Exercise objective
Search the records below for the word "content" and show every line where it occurs.

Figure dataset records

————

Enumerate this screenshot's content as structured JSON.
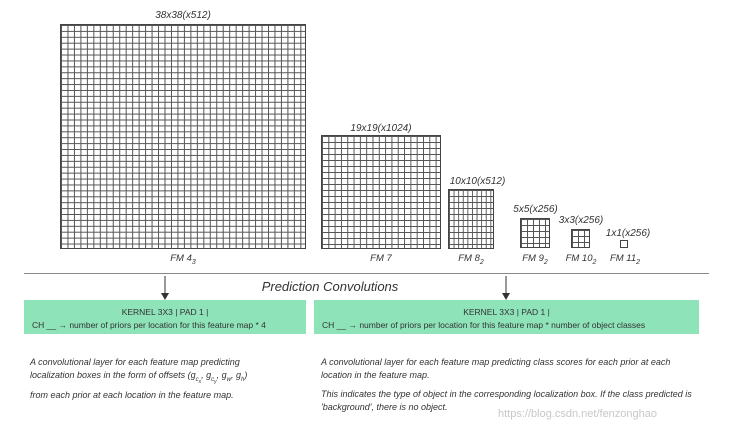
{
  "feature_maps": [
    {
      "top_label": "38x38(x512)",
      "bottom_label": "FM 4",
      "bottom_sub": "3"
    },
    {
      "top_label": "19x19(x1024)",
      "bottom_label": "FM 7",
      "bottom_sub": ""
    },
    {
      "top_label": "10x10(x512)",
      "bottom_label": "FM 8",
      "bottom_sub": "2"
    },
    {
      "top_label": "5x5(x256)",
      "bottom_label": "FM 9",
      "bottom_sub": "2"
    },
    {
      "top_label": "3x3(x256)",
      "bottom_label": "FM 10",
      "bottom_sub": "2"
    },
    {
      "top_label": "1x1(x256)",
      "bottom_label": "FM 11",
      "bottom_sub": "2"
    }
  ],
  "section_title": "Prediction Convolutions",
  "left_kernel": {
    "line1": "KERNEL 3X3 | PAD 1 |",
    "line2": "CH __ → number of priors per location for this feature map * 4"
  },
  "right_kernel": {
    "line1": "KERNEL 3X3 | PAD 1 |",
    "line2": "CH __ → number of priors per location for this feature map * number of object classes"
  },
  "left_desc": {
    "line1": "A convolutional layer for each feature map predicting",
    "line2_pre": "localization boxes in the form of offsets (",
    "g_cx": "g",
    "g_cy": "g",
    "g_w": "g",
    "g_h": "g",
    "line2_post": ")",
    "line3": "from each prior at each location in the feature map."
  },
  "right_desc": {
    "para1": "A convolutional layer for each feature map predicting class scores for each prior at each location in the feature map.",
    "para2": "This indicates the type of object in the corresponding localization box. If the class predicted is 'background', there is no object."
  },
  "watermark": "https://blog.csdn.net/fenzonghao"
}
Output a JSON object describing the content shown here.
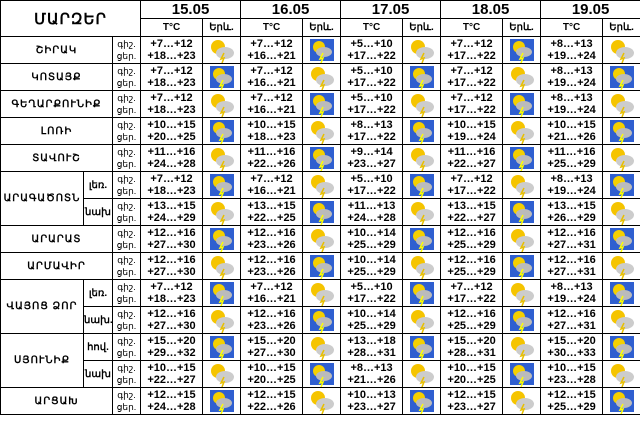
{
  "header": {
    "title": "ՄԱՐԶԵՐ",
    "dates": [
      "15.05",
      "16.05",
      "17.05",
      "18.05",
      "19.05"
    ],
    "temp": "T°C",
    "weather": "Երև.",
    "night": "գիշ.",
    "day": "ցեր."
  },
  "regions": [
    {
      "name": "ՇԻՐԱԿ",
      "parts": [
        {
          "days": [
            [
              "+7…+12",
              "+18…+23"
            ],
            [
              "+7…+12",
              "+16…+21"
            ],
            [
              "+5…+10",
              "+17…+22"
            ],
            [
              "+7…+12",
              "+17…+22"
            ],
            [
              "+8…+13",
              "+19…+24"
            ]
          ]
        }
      ]
    },
    {
      "name": "ԿՈՏԱՅՔ",
      "parts": [
        {
          "days": [
            [
              "+7…+12",
              "+18…+23"
            ],
            [
              "+7…+12",
              "+16…+21"
            ],
            [
              "+5…+10",
              "+17…+22"
            ],
            [
              "+7…+12",
              "+17…+22"
            ],
            [
              "+8…+13",
              "+19…+24"
            ]
          ]
        }
      ]
    },
    {
      "name": "ԳԵՂԱՐՔՈՒՆԻՔ",
      "parts": [
        {
          "days": [
            [
              "+7…+12",
              "+18…+23"
            ],
            [
              "+7…+12",
              "+16…+21"
            ],
            [
              "+5…+10",
              "+17…+22"
            ],
            [
              "+7…+12",
              "+17…+22"
            ],
            [
              "+8…+13",
              "+19…+24"
            ]
          ]
        }
      ]
    },
    {
      "name": "ԼՈՌԻ",
      "parts": [
        {
          "days": [
            [
              "+10…+15",
              "+20…+25"
            ],
            [
              "+10…+15",
              "+18…+23"
            ],
            [
              "+8…+13",
              "+17…+22"
            ],
            [
              "+10…+15",
              "+19…+24"
            ],
            [
              "+10…+15",
              "+21…+26"
            ]
          ]
        }
      ]
    },
    {
      "name": "ՏԱՎՈՒՇ",
      "parts": [
        {
          "days": [
            [
              "+11…+16",
              "+24…+28"
            ],
            [
              "+11…+16",
              "+22…+26"
            ],
            [
              "+9…+14",
              "+23…+27"
            ],
            [
              "+11…+16",
              "+22…+27"
            ],
            [
              "+11…+16",
              "+25…+29"
            ]
          ]
        }
      ]
    },
    {
      "name": "ԱՐԱԳԱԾՈՏՆ",
      "parts": [
        {
          "sub": "լեռ.",
          "days": [
            [
              "+7…+12",
              "+18…+23"
            ],
            [
              "+7…+12",
              "+16…+21"
            ],
            [
              "+5…+10",
              "+17…+22"
            ],
            [
              "+7…+12",
              "+17…+22"
            ],
            [
              "+8…+13",
              "+19…+24"
            ]
          ]
        },
        {
          "sub": "նախ",
          "days": [
            [
              "+13…+15",
              "+24…+29"
            ],
            [
              "+13…+15",
              "+22…+25"
            ],
            [
              "+11…+13",
              "+24…+28"
            ],
            [
              "+13…+15",
              "+22…+27"
            ],
            [
              "+13…+15",
              "+26…+29"
            ]
          ]
        }
      ]
    },
    {
      "name": "ԱՐԱՐԱՏ",
      "parts": [
        {
          "days": [
            [
              "+12…+16",
              "+27…+30"
            ],
            [
              "+12…+16",
              "+23…+26"
            ],
            [
              "+10…+14",
              "+25…+29"
            ],
            [
              "+12…+16",
              "+25…+29"
            ],
            [
              "+12…+16",
              "+27…+31"
            ]
          ]
        }
      ]
    },
    {
      "name": "ԱՐՄԱՎԻՐ",
      "parts": [
        {
          "days": [
            [
              "+12…+16",
              "+27…+30"
            ],
            [
              "+12…+16",
              "+23…+26"
            ],
            [
              "+10…+14",
              "+25…+29"
            ],
            [
              "+12…+16",
              "+25…+29"
            ],
            [
              "+12…+16",
              "+27…+31"
            ]
          ]
        }
      ]
    },
    {
      "name": "ՎԱՅՈՑ ՁՈՐ",
      "parts": [
        {
          "sub": "լեռ.",
          "days": [
            [
              "+7…+12",
              "+18…+23"
            ],
            [
              "+7…+12",
              "+16…+21"
            ],
            [
              "+5…+10",
              "+17…+22"
            ],
            [
              "+7…+12",
              "+17…+22"
            ],
            [
              "+8…+13",
              "+19…+24"
            ]
          ]
        },
        {
          "sub": "նախ.",
          "days": [
            [
              "+12…+16",
              "+27…+30"
            ],
            [
              "+12…+16",
              "+23…+26"
            ],
            [
              "+10…+14",
              "+25…+29"
            ],
            [
              "+12…+16",
              "+25…+29"
            ],
            [
              "+12…+16",
              "+27…+31"
            ]
          ]
        }
      ]
    },
    {
      "name": "ՍՅՈՒՆԻՔ",
      "parts": [
        {
          "sub": "հով.",
          "days": [
            [
              "+15…+20",
              "+29…+32"
            ],
            [
              "+15…+20",
              "+27…+30"
            ],
            [
              "+13…+18",
              "+28…+31"
            ],
            [
              "+15…+20",
              "+28…+31"
            ],
            [
              "+15…+20",
              "+30…+33"
            ]
          ]
        },
        {
          "sub": "նախ",
          "days": [
            [
              "+10…+15",
              "+22…+27"
            ],
            [
              "+10…+15",
              "+20…+25"
            ],
            [
              "+8…+13",
              "+21…+26"
            ],
            [
              "+10…+15",
              "+20…+25"
            ],
            [
              "+10…+15",
              "+23…+28"
            ]
          ]
        }
      ]
    },
    {
      "name": "ԱՐՑԱԽ",
      "parts": [
        {
          "days": [
            [
              "+12…+15",
              "+24…+28"
            ],
            [
              "+12…+15",
              "+22…+26"
            ],
            [
              "+10…+13",
              "+23…+27"
            ],
            [
              "+12…+15",
              "+23…+27"
            ],
            [
              "+12…+15",
              "+25…+29"
            ]
          ]
        }
      ]
    }
  ]
}
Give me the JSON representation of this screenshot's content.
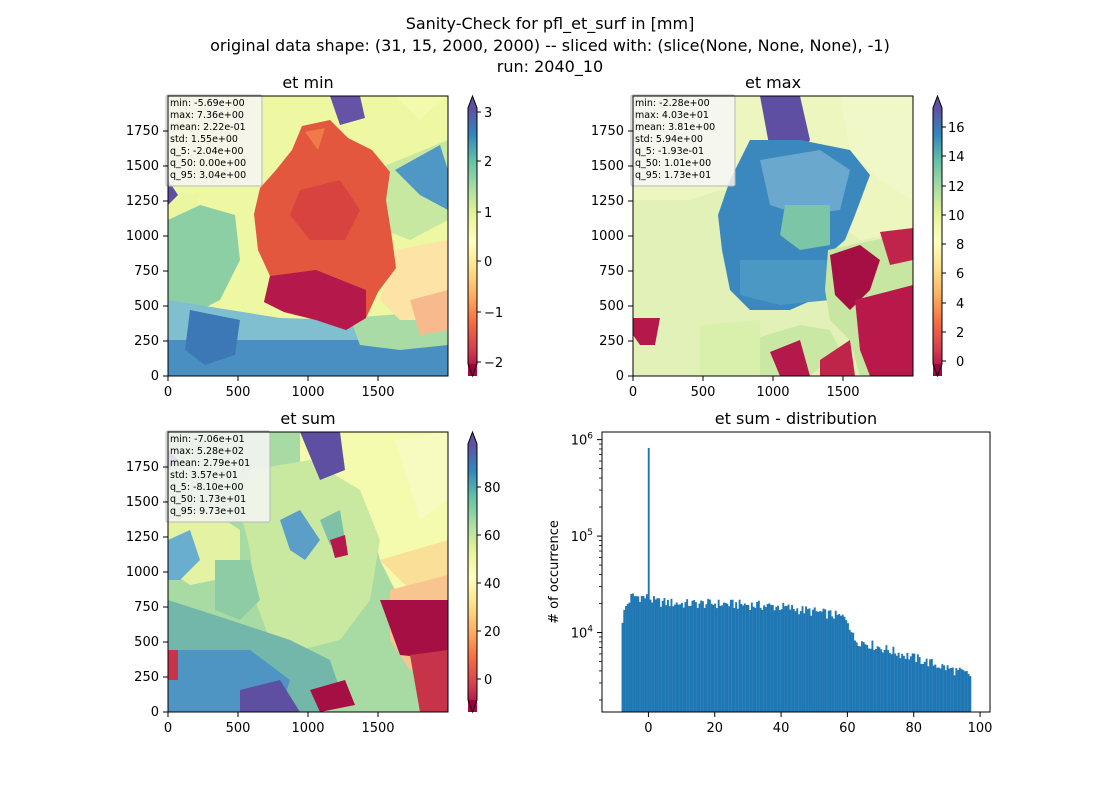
{
  "figure": {
    "title_lines": [
      "Sanity-Check for pfl_et_surf in [mm]",
      "original data shape: (31, 15, 2000, 2000) -- sliced with: (slice(None, None, None), -1)",
      "run: 2040_10"
    ]
  },
  "chart_data": [
    {
      "type": "heatmap",
      "title": "et min",
      "colormap": "Spectral",
      "xlim": [
        0,
        2000
      ],
      "ylim": [
        0,
        2000
      ],
      "xticks": [
        "0",
        "500",
        "1000",
        "1500"
      ],
      "yticks": [
        "0",
        "250",
        "500",
        "750",
        "1000",
        "1250",
        "1500",
        "1750"
      ],
      "colorbar": {
        "range": [
          -2.2,
          3.1
        ],
        "ticks": [
          "−2",
          "−1",
          "0",
          "1",
          "2",
          "3"
        ],
        "extend": "both"
      },
      "stats": [
        "min: -5.69e+00",
        "max: 7.36e+00",
        "mean: 2.22e-01",
        "std: 1.55e+00",
        "q_5: -2.04e+00",
        "q_50: 0.00e+00",
        "q_95: 3.04e+00"
      ]
    },
    {
      "type": "heatmap",
      "title": "et max",
      "colormap": "Spectral",
      "xlim": [
        0,
        2000
      ],
      "ylim": [
        0,
        2000
      ],
      "xticks": [
        "0",
        "500",
        "1000",
        "1500"
      ],
      "yticks": [
        "0",
        "250",
        "500",
        "750",
        "1000",
        "1250",
        "1500",
        "1750"
      ],
      "colorbar": {
        "range": [
          -0.5,
          17.3
        ],
        "ticks": [
          "0",
          "2",
          "4",
          "6",
          "8",
          "10",
          "12",
          "14",
          "16"
        ],
        "extend": "both"
      },
      "stats": [
        "min: -2.28e+00",
        "max: 4.03e+01",
        "mean: 3.81e+00",
        "std: 5.94e+00",
        "q_5: -1.93e-01",
        "q_50: 1.01e+00",
        "q_95: 1.73e+01"
      ]
    },
    {
      "type": "heatmap",
      "title": "et sum",
      "colormap": "Spectral",
      "xlim": [
        0,
        2000
      ],
      "ylim": [
        0,
        2000
      ],
      "xticks": [
        "0",
        "500",
        "1000",
        "1500"
      ],
      "yticks": [
        "0",
        "250",
        "500",
        "750",
        "1000",
        "1250",
        "1500",
        "1750"
      ],
      "colorbar": {
        "range": [
          -8.1,
          97.3
        ],
        "ticks": [
          "0",
          "20",
          "40",
          "60",
          "80"
        ],
        "extend": "both"
      },
      "stats": [
        "min: -7.06e+01",
        "max: 5.28e+02",
        "mean: 2.79e+01",
        "std: 3.57e+01",
        "q_5: -8.10e+00",
        "q_50: 1.73e+01",
        "q_95: 9.73e+01"
      ]
    },
    {
      "type": "bar",
      "title": "et sum - distribution",
      "ylabel": "# of occurrence",
      "yscale": "log",
      "bar_color": "#1f77b4",
      "xlim": [
        -14,
        103
      ],
      "ylim": [
        1500,
        1200000
      ],
      "xticks": [
        0,
        20,
        40,
        60,
        80,
        100
      ],
      "yticks": [
        {
          "value": 10000,
          "base": "10",
          "exp": "4"
        },
        {
          "value": 100000,
          "base": "10",
          "exp": "5"
        },
        {
          "value": 1000000,
          "base": "10",
          "exp": "6"
        }
      ],
      "bin_range": [
        -8.1,
        97.3
      ],
      "spike": {
        "x": 0,
        "y": 820000
      },
      "profile_x": [
        -8.1,
        -7,
        -5,
        0,
        2,
        10,
        20,
        30,
        40,
        50,
        55,
        60,
        62,
        70,
        80,
        90,
        97.3
      ],
      "profile_y": [
        12500,
        18000,
        24000,
        23000,
        21000,
        20000,
        20000,
        19500,
        18500,
        16500,
        15500,
        14000,
        8500,
        7000,
        5500,
        4300,
        3600
      ]
    }
  ]
}
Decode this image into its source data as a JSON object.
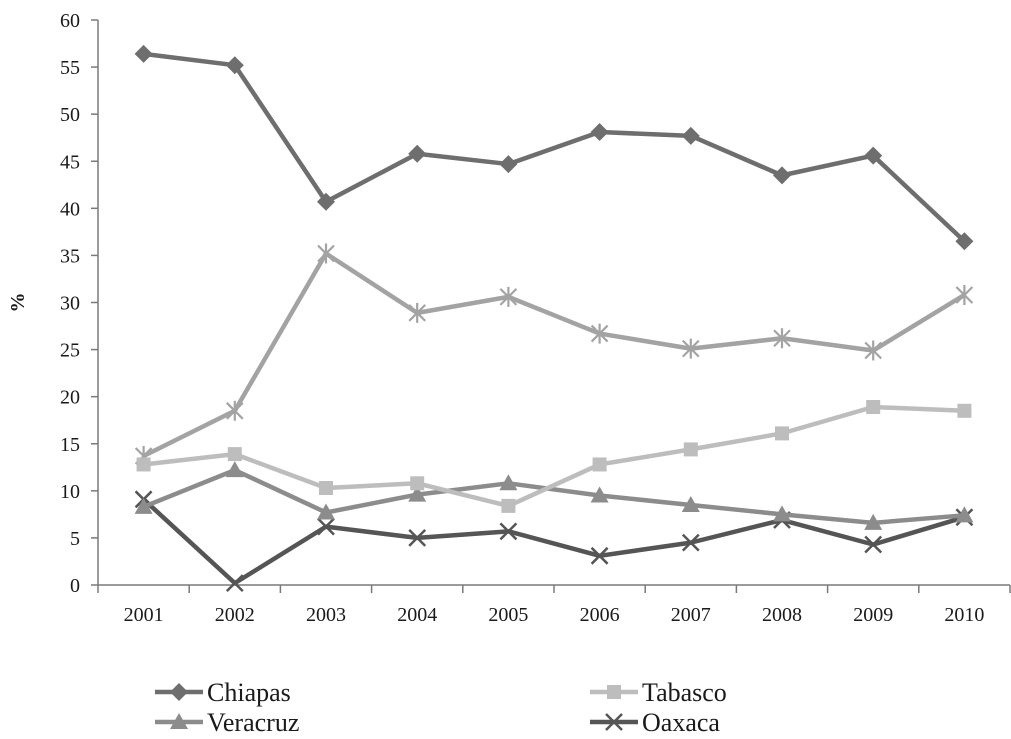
{
  "chart_data": {
    "type": "line",
    "title": "",
    "xlabel": "",
    "ylabel": "%",
    "categories": [
      "2001",
      "2002",
      "2003",
      "2004",
      "2005",
      "2006",
      "2007",
      "2008",
      "2009",
      "2010"
    ],
    "ylim": [
      0,
      60
    ],
    "yticks": [
      0,
      5,
      10,
      15,
      20,
      25,
      30,
      35,
      40,
      45,
      50,
      55,
      60
    ],
    "grid": false,
    "legend_position": "bottom",
    "series": [
      {
        "name": "Chiapas",
        "marker": "diamond",
        "color": "#6e6e6e",
        "values": [
          56.4,
          55.2,
          40.7,
          45.8,
          44.7,
          48.1,
          47.7,
          43.5,
          45.6,
          36.5
        ]
      },
      {
        "name": "Tabasco",
        "marker": "square",
        "color": "#bdbdbd",
        "values": [
          12.8,
          13.9,
          10.3,
          10.8,
          8.4,
          12.8,
          14.4,
          16.1,
          18.9,
          18.5
        ]
      },
      {
        "name": "Veracruz",
        "marker": "triangle",
        "color": "#8c8c8c",
        "values": [
          8.3,
          12.2,
          7.7,
          9.6,
          10.8,
          9.5,
          8.5,
          7.5,
          6.6,
          7.4
        ]
      },
      {
        "name": "Oaxaca",
        "marker": "x",
        "color": "#555555",
        "values": [
          9.1,
          0.2,
          6.2,
          5.0,
          5.7,
          3.1,
          4.5,
          6.9,
          4.3,
          7.2
        ]
      },
      {
        "name": "",
        "marker": "asterisk",
        "color": "#a3a3a3",
        "values": [
          13.7,
          18.5,
          35.2,
          28.9,
          30.6,
          26.7,
          25.1,
          26.2,
          24.9,
          30.8
        ]
      }
    ]
  }
}
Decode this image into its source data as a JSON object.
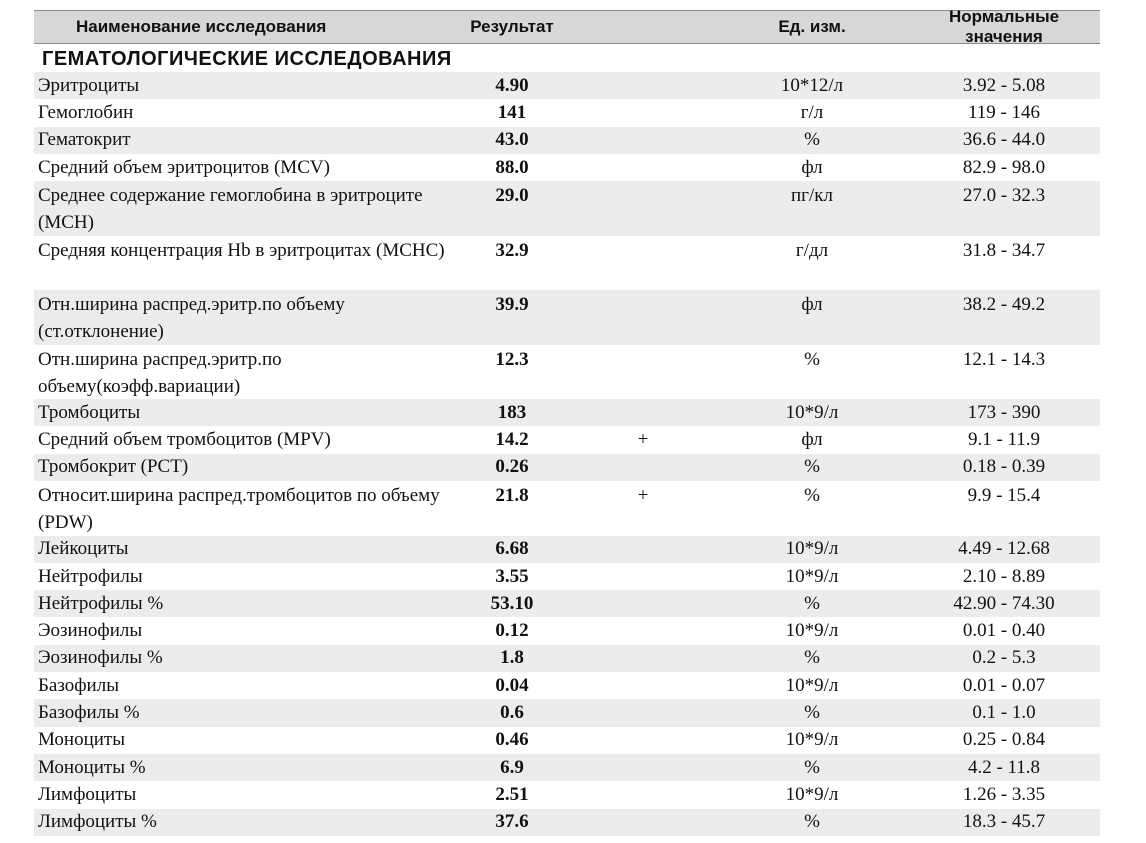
{
  "header": {
    "name": "Наименование исследования",
    "result": "Результат",
    "unit": "Ед. изм.",
    "norm": "Нормальные значения"
  },
  "section_title": "ГЕМАТОЛОГИЧЕСКИЕ ИССЛЕДОВАНИЯ",
  "rows": [
    {
      "name": "Эритроциты",
      "result": "4.90",
      "flag": "",
      "unit": "10*12/л",
      "norm": "3.92 - 5.08"
    },
    {
      "name": "Гемоглобин",
      "result": "141",
      "flag": "",
      "unit": "г/л",
      "norm": "119 - 146"
    },
    {
      "name": "Гематокрит",
      "result": "43.0",
      "flag": "",
      "unit": "%",
      "norm": "36.6 - 44.0"
    },
    {
      "name": "Средний объем эритроцитов (MCV)",
      "result": "88.0",
      "flag": "",
      "unit": "фл",
      "norm": "82.9 - 98.0"
    },
    {
      "name": "Среднее содержание гемоглобина в эритроците (MCH)",
      "result": "29.0",
      "flag": "",
      "unit": "пг/кл",
      "norm": "27.0 - 32.3"
    },
    {
      "name": "Средняя концентрация Hb в эритроцитах (MCHC)",
      "result": "32.9",
      "flag": "",
      "unit": "г/дл",
      "norm": "31.8 - 34.7"
    },
    {
      "name": "Отн.ширина распред.эритр.по объему (ст.отклонение)",
      "result": "39.9",
      "flag": "",
      "unit": "фл",
      "norm": "38.2 - 49.2"
    },
    {
      "name": "Отн.ширина распред.эритр.по объему(коэфф.вариации)",
      "result": "12.3",
      "flag": "",
      "unit": "%",
      "norm": "12.1 - 14.3"
    },
    {
      "name": "Тромбоциты",
      "result": "183",
      "flag": "",
      "unit": "10*9/л",
      "norm": "173 - 390"
    },
    {
      "name": "Средний объем тромбоцитов (MPV)",
      "result": "14.2",
      "flag": "+",
      "unit": "фл",
      "norm": "9.1 - 11.9"
    },
    {
      "name": "Тромбокрит (PCT)",
      "result": "0.26",
      "flag": "",
      "unit": "%",
      "norm": "0.18 - 0.39"
    },
    {
      "name": "Относит.ширина распред.тромбоцитов по объему (PDW)",
      "result": "21.8",
      "flag": "+",
      "unit": "%",
      "norm": "9.9 - 15.4"
    },
    {
      "name": "Лейкоциты",
      "result": "6.68",
      "flag": "",
      "unit": "10*9/л",
      "norm": "4.49 - 12.68"
    },
    {
      "name": "Нейтрофилы",
      "result": "3.55",
      "flag": "",
      "unit": "10*9/л",
      "norm": "2.10 - 8.89"
    },
    {
      "name": "Нейтрофилы %",
      "result": "53.10",
      "flag": "",
      "unit": "%",
      "norm": "42.90 - 74.30"
    },
    {
      "name": "Эозинофилы",
      "result": "0.12",
      "flag": "",
      "unit": "10*9/л",
      "norm": "0.01 - 0.40"
    },
    {
      "name": "Эозинофилы %",
      "result": "1.8",
      "flag": "",
      "unit": "%",
      "norm": "0.2 - 5.3"
    },
    {
      "name": "Базофилы",
      "result": "0.04",
      "flag": "",
      "unit": "10*9/л",
      "norm": "0.01 - 0.07"
    },
    {
      "name": "Базофилы %",
      "result": "0.6",
      "flag": "",
      "unit": "%",
      "norm": "0.1 - 1.0"
    },
    {
      "name": "Моноциты",
      "result": "0.46",
      "flag": "",
      "unit": "10*9/л",
      "norm": "0.25 - 0.84"
    },
    {
      "name": "Моноциты %",
      "result": "6.9",
      "flag": "",
      "unit": "%",
      "norm": "4.2 - 11.8"
    },
    {
      "name": "Лимфоциты",
      "result": "2.51",
      "flag": "",
      "unit": "10*9/л",
      "norm": "1.26 - 3.35"
    },
    {
      "name": "Лимфоциты %",
      "result": "37.6",
      "flag": "",
      "unit": "%",
      "norm": "18.3 - 45.7"
    }
  ]
}
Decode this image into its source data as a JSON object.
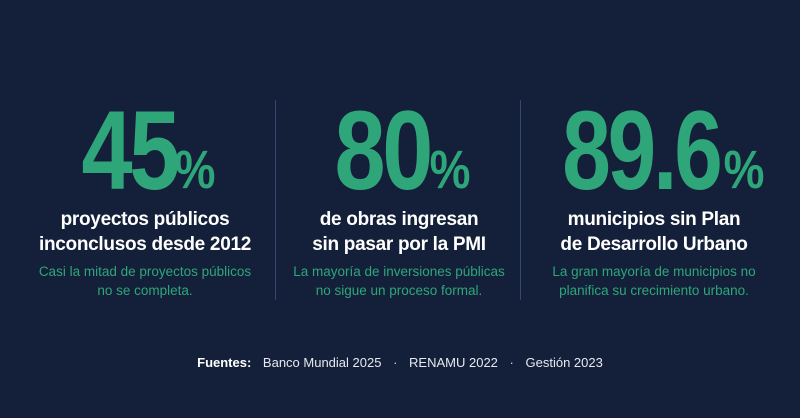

————

Finished exercise
Enumerate this screenshot's content as structured JSON.
Output a JSON object describing the content shown here.
Give me the JSON representation of this screenshot's content.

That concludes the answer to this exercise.